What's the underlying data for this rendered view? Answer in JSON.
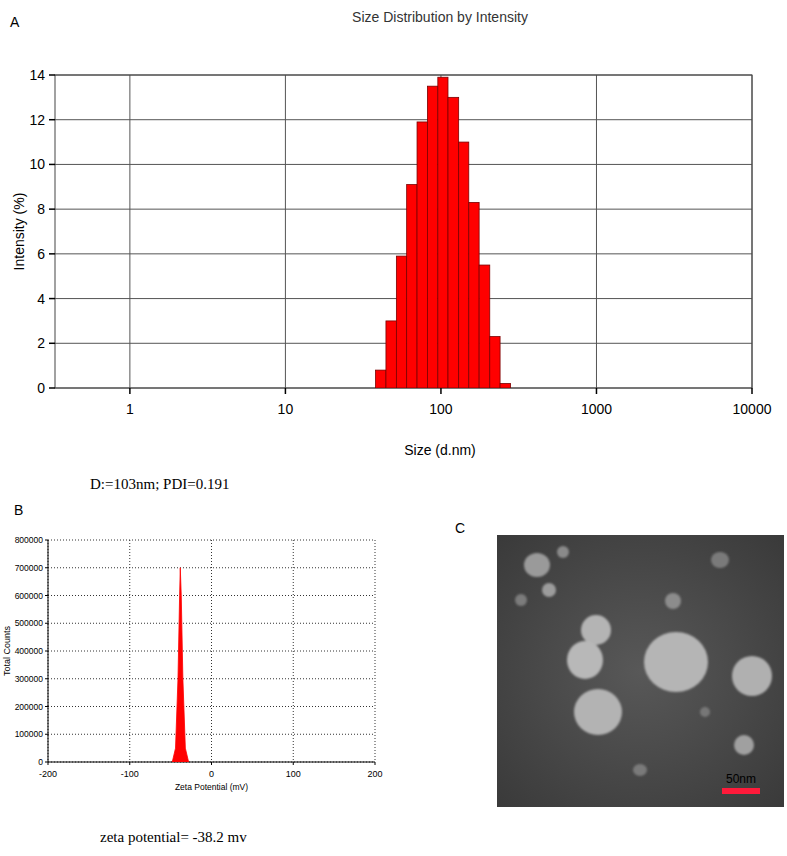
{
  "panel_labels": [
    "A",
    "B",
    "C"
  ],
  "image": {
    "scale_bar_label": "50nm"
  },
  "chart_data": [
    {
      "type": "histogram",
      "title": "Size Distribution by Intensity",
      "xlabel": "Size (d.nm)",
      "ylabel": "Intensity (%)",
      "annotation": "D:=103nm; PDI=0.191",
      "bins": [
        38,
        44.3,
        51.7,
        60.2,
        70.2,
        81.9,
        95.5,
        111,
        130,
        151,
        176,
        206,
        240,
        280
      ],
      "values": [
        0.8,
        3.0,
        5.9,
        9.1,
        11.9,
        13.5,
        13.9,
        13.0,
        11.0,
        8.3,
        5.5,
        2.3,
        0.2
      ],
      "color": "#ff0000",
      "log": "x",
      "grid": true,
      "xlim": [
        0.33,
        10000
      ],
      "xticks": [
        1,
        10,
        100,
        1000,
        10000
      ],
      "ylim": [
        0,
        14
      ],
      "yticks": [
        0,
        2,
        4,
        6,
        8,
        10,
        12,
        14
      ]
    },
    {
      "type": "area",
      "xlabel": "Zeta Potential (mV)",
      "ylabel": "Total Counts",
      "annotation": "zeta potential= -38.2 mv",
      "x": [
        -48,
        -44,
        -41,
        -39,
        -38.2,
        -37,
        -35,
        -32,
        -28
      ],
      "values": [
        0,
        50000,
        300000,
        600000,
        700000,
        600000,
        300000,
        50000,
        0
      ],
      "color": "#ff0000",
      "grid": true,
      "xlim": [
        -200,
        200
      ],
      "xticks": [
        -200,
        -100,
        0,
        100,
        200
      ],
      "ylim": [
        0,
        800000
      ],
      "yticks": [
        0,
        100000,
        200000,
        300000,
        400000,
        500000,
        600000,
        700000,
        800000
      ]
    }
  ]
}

------

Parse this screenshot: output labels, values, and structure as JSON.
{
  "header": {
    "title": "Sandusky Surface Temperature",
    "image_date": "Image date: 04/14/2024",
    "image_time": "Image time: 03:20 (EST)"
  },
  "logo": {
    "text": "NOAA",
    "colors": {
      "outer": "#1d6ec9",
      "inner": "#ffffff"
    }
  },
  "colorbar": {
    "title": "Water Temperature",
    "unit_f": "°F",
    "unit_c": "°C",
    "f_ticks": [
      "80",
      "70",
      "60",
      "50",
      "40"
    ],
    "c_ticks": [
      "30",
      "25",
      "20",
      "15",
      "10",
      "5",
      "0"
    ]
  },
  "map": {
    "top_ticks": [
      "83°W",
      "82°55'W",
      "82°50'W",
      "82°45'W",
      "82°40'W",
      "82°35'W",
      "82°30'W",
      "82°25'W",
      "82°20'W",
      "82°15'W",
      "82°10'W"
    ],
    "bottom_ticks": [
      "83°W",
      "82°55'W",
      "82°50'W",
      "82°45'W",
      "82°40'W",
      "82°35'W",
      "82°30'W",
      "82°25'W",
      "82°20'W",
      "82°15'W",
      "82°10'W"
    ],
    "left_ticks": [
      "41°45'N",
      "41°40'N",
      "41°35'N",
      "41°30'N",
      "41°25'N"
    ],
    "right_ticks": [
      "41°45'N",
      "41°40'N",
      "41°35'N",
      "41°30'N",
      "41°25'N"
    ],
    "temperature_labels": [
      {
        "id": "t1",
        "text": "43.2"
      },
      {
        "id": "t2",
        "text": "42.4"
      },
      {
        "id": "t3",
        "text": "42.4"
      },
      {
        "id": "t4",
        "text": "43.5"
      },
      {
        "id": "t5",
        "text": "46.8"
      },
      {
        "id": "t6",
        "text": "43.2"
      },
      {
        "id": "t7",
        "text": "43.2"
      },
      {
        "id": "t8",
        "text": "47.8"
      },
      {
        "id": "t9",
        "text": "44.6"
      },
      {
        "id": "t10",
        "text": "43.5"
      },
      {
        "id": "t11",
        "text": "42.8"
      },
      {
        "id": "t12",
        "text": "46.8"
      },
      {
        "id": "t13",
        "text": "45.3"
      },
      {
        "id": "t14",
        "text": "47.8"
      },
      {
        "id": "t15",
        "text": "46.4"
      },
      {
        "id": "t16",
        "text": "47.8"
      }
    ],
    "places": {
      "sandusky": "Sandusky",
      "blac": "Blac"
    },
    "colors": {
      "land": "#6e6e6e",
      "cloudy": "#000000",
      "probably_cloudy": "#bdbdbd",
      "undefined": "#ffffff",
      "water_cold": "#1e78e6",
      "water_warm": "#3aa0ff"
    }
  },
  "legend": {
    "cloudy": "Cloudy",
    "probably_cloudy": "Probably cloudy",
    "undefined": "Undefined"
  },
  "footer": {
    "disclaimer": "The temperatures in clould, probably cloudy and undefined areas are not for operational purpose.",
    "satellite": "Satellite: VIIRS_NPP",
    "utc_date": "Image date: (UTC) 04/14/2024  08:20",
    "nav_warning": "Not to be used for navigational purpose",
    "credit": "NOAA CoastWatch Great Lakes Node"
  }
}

------

● **Work to do**
Report the number of lines of the listing above that hold the string "xlabel", with no other text.

● **Full solution**
2